• _What is needed_
In the entries below, count each line holding the word "managers". Answer with the total alone.

----- Extracted data

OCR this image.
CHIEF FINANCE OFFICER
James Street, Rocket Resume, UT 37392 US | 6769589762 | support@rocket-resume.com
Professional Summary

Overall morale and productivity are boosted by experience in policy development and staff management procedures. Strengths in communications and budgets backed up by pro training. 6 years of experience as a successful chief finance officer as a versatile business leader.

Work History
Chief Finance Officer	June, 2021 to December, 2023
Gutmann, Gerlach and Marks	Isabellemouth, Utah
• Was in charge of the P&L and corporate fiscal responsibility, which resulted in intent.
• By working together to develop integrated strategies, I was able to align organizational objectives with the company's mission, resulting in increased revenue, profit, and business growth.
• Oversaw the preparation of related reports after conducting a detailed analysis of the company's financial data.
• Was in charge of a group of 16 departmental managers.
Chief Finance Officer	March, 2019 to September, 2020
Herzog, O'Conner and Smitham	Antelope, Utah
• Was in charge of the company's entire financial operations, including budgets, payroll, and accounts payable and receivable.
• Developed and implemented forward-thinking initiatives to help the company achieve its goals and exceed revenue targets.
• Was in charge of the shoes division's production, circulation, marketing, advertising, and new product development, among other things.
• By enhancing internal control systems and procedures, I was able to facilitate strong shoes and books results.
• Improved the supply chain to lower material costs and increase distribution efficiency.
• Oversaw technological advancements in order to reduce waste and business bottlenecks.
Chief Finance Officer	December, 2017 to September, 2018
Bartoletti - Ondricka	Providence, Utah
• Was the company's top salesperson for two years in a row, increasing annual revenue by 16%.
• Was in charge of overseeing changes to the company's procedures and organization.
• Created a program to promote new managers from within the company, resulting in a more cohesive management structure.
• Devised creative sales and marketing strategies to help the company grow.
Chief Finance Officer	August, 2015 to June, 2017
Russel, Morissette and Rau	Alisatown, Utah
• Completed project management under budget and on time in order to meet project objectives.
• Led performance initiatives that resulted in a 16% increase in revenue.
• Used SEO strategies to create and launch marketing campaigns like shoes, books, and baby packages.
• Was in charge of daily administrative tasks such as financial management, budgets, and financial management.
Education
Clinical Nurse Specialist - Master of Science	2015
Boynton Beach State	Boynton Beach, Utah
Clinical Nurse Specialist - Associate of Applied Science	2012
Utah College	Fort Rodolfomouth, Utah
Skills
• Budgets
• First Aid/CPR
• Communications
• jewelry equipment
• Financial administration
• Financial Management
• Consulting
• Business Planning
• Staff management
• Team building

----------

• _Written answer_
2